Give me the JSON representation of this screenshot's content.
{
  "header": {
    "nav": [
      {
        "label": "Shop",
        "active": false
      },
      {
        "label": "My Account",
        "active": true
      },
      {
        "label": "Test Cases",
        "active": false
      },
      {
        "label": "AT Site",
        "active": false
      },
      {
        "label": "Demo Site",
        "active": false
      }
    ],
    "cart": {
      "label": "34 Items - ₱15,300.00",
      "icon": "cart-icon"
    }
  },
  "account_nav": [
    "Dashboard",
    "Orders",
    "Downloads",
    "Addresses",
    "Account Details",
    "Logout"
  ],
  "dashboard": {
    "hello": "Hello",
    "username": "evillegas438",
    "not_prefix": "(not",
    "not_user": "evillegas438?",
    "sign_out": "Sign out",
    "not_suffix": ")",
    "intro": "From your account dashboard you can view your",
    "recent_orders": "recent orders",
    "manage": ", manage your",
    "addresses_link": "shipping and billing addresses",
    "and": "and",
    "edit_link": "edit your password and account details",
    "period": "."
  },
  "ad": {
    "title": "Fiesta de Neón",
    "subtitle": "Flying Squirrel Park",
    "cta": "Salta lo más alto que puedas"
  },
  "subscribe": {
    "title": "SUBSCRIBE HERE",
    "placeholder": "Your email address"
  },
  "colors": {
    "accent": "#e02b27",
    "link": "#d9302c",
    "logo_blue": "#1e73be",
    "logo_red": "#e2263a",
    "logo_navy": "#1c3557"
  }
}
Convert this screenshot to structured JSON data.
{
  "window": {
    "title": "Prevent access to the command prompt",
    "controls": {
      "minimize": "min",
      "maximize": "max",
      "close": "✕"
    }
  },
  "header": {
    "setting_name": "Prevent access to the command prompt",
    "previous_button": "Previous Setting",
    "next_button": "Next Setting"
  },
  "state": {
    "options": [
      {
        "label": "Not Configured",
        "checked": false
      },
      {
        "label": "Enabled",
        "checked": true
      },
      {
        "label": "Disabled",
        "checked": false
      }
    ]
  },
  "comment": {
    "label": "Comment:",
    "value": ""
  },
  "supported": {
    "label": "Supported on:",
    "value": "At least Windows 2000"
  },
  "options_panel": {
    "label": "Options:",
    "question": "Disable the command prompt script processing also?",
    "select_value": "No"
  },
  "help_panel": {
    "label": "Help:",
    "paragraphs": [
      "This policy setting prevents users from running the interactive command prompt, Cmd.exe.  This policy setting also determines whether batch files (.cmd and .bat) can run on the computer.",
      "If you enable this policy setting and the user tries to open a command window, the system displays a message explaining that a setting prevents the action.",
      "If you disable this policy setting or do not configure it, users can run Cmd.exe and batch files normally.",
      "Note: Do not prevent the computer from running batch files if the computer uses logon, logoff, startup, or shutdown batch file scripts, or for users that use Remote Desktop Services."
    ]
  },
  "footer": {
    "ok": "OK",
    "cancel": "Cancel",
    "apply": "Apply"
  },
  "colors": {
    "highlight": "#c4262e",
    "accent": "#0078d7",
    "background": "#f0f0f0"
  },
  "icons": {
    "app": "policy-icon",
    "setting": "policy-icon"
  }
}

# # # # #

## WRITTEN INSTRUCTION
Copy out each line of the entries that holds "screenshot".

## TASK ANSWER
Give me the JSON representation of this screenshot's content.
Convert this screenshot to structured JSON data.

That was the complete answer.